-- Given instruction --
Leave the pictures out. Return all other data exactly.
== Given records
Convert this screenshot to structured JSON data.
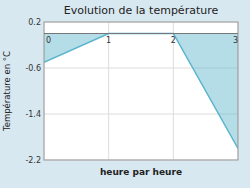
{
  "chart_data": {
    "type": "area",
    "title": "Evolution de la température",
    "xlabel": "heure par heure",
    "ylabel": "Température en °C",
    "x": [
      0,
      1,
      2,
      3
    ],
    "values": [
      -0.5,
      0.0,
      0.0,
      -2.0
    ],
    "color": "#5ab4cc",
    "xlim": [
      0,
      3
    ],
    "ylim": [
      -2.2,
      0.2
    ],
    "xticks": [
      0,
      1,
      2,
      3
    ],
    "yticks": [
      0.2,
      -0.6,
      -1.4,
      -2.2
    ],
    "grid": true
  }
}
====
-- Response below --
Convert this screenshot to structured JSON data.
{
  "chart_data": {
    "type": "area",
    "title": "Evolution de la température",
    "xlabel": "heure par heure",
    "ylabel": "Température en °C",
    "x": [
      0,
      1,
      2,
      3
    ],
    "values": [
      -0.5,
      0.0,
      0.0,
      -2.0
    ],
    "color": "#5ab4cc",
    "xlim": [
      0,
      3
    ],
    "ylim": [
      -2.2,
      0.2
    ],
    "xticks": [
      0,
      1,
      2,
      3
    ],
    "yticks": [
      0.2,
      -0.6,
      -1.4,
      -2.2
    ],
    "grid": true
  }
}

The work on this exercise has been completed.